__GIVEN PROBLEM__. Find every line with the word "banda" and give their count, nothing else.

[Dataset items]
◇ ◇ ◇ ◇ ◇
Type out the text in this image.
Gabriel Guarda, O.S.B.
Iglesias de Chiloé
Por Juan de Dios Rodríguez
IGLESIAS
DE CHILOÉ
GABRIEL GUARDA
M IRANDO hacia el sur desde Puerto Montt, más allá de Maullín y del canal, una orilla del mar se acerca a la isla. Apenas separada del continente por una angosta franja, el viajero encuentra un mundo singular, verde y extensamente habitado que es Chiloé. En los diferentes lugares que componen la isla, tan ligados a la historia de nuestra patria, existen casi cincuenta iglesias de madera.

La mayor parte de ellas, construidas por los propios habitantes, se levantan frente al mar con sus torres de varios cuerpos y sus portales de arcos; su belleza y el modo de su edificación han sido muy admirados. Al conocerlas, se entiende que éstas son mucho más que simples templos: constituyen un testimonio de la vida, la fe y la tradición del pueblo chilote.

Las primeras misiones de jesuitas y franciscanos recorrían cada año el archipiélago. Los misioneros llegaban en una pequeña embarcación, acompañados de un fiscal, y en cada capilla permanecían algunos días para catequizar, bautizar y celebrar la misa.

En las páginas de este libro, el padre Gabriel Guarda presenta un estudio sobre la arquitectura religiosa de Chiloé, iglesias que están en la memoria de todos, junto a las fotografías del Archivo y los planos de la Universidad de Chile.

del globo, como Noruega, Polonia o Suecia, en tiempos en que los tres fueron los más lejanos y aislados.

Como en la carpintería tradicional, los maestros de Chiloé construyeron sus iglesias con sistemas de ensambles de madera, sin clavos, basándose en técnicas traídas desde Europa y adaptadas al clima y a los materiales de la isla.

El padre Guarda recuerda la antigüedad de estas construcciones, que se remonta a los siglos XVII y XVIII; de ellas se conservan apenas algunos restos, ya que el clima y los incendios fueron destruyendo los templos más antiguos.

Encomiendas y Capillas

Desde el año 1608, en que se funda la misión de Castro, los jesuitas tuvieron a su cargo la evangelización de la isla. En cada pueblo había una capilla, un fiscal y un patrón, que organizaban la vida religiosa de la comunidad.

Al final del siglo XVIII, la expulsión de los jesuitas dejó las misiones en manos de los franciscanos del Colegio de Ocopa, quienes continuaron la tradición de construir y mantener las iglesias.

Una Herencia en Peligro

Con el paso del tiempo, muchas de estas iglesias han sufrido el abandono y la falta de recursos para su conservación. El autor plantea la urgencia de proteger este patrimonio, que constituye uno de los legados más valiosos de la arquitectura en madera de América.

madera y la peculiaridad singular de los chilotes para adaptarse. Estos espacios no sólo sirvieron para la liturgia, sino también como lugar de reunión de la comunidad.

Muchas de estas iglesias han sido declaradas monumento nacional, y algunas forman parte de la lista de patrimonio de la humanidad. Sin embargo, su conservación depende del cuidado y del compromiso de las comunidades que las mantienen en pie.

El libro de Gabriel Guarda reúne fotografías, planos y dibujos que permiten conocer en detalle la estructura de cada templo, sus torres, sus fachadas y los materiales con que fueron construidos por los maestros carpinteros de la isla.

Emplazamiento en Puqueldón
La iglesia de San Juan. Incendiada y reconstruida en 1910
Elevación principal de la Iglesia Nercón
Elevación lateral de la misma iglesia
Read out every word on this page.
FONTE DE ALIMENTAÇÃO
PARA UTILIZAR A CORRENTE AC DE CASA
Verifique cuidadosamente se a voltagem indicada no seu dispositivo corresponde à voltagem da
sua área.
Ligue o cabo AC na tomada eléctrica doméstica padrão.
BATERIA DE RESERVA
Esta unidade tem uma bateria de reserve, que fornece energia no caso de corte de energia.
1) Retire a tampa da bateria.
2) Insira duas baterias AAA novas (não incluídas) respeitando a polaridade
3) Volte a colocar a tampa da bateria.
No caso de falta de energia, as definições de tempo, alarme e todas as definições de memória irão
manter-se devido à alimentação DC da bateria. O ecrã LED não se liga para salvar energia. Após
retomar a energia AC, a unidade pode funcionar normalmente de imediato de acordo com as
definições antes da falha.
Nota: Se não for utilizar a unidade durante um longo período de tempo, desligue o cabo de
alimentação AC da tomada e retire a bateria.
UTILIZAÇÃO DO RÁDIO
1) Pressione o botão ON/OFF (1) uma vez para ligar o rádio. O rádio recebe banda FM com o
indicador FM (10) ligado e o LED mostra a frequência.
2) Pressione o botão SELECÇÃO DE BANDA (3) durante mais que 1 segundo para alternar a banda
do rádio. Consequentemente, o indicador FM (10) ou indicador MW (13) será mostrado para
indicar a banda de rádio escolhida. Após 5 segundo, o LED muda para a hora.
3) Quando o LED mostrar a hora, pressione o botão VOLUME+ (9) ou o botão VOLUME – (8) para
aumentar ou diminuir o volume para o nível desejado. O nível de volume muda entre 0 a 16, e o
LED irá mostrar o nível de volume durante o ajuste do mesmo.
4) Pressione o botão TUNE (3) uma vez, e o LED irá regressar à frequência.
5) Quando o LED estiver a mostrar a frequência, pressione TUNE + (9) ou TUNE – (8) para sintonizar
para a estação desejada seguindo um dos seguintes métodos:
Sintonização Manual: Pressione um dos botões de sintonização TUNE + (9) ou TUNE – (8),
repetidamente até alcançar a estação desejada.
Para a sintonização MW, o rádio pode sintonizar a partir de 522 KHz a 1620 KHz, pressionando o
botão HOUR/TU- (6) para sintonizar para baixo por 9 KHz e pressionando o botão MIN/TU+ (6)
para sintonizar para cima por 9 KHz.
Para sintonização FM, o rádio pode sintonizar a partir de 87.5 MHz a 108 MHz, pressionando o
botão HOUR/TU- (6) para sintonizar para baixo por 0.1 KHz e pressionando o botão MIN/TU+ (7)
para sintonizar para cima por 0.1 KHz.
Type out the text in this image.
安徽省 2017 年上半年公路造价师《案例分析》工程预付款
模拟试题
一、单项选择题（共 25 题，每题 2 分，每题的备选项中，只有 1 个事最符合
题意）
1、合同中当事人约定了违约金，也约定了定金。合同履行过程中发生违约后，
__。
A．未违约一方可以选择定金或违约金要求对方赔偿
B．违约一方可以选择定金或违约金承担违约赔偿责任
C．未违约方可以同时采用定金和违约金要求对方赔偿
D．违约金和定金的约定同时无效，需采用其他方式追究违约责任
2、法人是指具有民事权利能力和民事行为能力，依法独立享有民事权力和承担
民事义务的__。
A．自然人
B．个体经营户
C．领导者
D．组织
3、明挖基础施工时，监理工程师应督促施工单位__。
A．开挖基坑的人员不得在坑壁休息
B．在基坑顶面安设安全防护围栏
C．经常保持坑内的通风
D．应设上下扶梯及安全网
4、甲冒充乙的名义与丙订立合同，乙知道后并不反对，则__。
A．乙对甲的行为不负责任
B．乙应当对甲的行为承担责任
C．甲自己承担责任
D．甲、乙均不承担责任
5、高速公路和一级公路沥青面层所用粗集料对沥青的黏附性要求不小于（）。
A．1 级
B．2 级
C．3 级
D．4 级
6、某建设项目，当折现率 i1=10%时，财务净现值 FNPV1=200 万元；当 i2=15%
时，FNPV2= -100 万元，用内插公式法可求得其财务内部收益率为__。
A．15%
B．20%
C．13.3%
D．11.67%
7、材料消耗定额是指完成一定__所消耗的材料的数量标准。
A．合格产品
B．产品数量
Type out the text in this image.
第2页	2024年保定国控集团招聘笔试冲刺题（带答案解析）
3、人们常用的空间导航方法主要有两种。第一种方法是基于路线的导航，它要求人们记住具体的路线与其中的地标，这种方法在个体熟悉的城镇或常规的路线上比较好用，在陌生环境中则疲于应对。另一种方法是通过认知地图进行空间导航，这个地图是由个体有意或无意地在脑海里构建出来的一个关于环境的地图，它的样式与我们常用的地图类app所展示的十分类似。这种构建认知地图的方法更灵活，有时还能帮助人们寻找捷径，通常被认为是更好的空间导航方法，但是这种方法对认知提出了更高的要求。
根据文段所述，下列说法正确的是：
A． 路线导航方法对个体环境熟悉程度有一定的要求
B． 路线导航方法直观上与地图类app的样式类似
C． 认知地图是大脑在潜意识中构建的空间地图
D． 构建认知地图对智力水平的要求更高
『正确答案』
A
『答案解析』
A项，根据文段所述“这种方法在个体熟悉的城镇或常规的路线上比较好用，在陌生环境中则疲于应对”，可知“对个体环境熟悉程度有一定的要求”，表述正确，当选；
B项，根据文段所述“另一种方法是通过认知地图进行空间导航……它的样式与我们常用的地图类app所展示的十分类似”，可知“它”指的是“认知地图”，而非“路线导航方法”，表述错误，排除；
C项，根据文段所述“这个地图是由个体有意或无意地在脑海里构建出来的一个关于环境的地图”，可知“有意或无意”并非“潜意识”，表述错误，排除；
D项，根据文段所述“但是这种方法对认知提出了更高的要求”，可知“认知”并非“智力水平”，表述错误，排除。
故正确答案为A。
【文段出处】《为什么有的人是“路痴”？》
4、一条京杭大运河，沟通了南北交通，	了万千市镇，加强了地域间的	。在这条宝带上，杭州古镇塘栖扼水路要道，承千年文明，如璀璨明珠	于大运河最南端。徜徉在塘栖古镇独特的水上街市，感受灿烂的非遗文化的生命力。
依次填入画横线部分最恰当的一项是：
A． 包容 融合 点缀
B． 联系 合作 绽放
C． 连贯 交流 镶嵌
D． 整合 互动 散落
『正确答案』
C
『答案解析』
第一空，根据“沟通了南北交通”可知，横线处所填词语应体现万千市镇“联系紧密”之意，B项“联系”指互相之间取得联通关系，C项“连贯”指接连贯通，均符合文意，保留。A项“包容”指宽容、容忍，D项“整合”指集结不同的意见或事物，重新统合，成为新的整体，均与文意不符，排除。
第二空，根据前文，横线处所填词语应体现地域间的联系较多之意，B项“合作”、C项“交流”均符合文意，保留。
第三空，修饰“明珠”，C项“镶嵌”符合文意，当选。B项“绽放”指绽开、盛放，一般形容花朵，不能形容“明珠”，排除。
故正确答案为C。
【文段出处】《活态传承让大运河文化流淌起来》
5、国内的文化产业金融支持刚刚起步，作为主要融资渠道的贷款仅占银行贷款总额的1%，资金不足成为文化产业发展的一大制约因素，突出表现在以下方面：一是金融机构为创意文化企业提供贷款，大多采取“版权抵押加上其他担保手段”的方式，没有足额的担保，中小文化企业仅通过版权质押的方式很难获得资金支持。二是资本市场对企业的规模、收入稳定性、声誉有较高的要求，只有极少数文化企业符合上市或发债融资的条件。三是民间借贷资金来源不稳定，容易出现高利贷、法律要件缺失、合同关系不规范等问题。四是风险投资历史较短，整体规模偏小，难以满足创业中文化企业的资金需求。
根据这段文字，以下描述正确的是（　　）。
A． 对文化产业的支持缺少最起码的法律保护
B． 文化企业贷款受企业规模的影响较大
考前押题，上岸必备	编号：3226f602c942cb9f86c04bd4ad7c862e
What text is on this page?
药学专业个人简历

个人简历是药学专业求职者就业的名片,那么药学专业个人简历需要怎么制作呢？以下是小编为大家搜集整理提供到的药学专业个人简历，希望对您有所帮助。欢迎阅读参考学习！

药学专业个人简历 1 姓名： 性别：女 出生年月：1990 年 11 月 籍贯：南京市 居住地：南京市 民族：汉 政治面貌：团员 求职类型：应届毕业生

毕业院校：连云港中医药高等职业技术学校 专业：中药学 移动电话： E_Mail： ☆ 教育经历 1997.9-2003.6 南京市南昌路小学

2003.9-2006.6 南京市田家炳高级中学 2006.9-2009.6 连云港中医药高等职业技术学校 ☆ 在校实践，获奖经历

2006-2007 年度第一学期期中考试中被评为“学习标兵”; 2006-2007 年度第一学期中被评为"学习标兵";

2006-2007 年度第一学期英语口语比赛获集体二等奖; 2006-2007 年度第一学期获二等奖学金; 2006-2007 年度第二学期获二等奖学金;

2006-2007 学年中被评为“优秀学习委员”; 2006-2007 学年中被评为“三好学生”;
◇ ◇ ◇ ◇ ◇
__RESPONSE__. 3